- **Problem to solve**:
Gather all lines with "Climate" from the records.

- **Supplied data**:
>> BEGIN
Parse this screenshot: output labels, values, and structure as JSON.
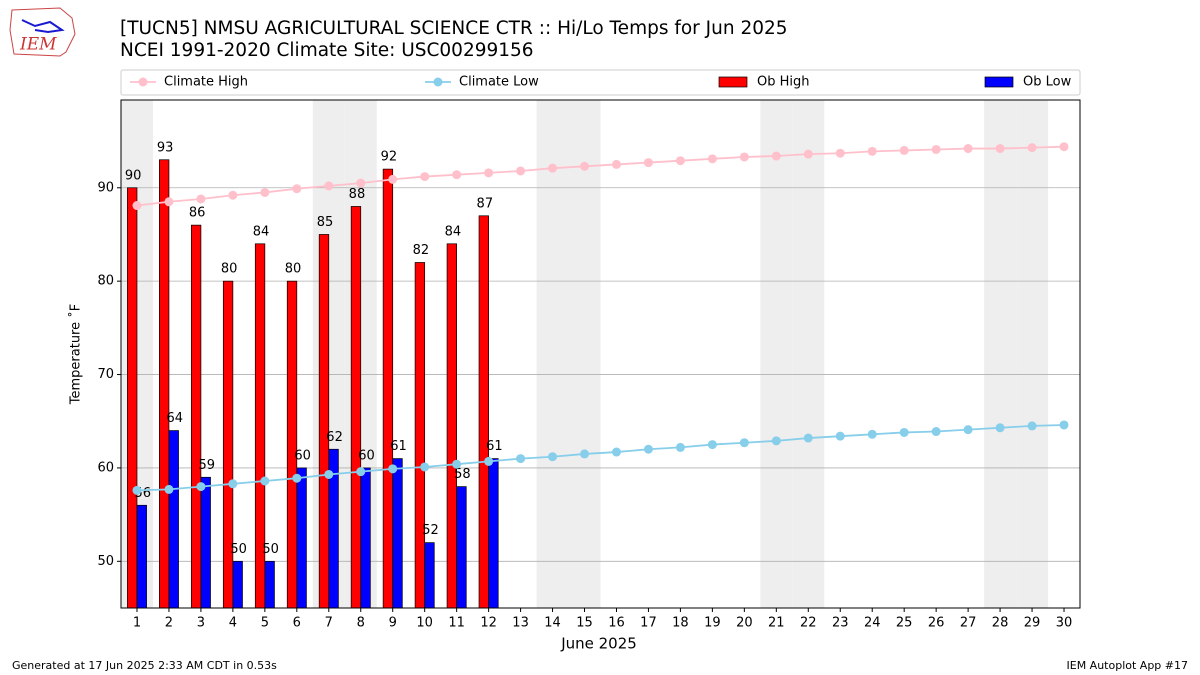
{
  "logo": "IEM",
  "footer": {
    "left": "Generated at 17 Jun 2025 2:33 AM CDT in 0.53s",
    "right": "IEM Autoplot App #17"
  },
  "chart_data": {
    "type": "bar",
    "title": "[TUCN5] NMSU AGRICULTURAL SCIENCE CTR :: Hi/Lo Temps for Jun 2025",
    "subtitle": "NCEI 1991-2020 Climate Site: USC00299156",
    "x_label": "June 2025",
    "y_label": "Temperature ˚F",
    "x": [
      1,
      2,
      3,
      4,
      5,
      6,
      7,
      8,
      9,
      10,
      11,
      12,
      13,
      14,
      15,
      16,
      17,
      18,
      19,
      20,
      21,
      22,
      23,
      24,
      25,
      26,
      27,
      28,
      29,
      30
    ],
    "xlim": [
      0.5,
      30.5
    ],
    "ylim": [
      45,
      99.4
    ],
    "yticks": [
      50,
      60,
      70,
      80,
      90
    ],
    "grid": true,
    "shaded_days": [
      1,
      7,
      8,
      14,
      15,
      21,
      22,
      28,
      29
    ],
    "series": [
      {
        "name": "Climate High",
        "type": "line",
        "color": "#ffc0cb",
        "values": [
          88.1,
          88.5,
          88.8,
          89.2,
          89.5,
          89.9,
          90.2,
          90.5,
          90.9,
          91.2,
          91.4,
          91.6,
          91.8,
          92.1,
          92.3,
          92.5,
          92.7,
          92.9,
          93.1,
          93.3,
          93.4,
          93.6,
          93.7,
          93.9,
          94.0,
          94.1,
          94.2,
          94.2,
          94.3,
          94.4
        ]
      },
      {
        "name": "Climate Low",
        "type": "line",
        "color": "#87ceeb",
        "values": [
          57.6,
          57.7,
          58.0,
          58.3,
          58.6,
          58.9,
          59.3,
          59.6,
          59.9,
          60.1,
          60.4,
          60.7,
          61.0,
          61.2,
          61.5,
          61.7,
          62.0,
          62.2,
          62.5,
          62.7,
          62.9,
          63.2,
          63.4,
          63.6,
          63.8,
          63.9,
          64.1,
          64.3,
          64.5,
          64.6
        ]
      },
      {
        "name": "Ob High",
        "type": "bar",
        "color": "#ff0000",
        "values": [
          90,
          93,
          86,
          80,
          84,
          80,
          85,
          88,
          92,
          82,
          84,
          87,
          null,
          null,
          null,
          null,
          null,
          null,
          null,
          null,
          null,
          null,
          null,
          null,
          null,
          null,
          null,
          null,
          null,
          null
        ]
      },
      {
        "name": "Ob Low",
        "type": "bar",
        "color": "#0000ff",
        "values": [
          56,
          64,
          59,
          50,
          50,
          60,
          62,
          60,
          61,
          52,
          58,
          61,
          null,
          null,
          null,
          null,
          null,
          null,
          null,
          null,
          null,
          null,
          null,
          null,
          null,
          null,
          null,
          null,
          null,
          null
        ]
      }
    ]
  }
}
>> END
- **Final result**:
    "subtitle": "NCEI 1991-2020 Climate Site: USC00299156",
        "name": "Climate High",
        "name": "Climate Low",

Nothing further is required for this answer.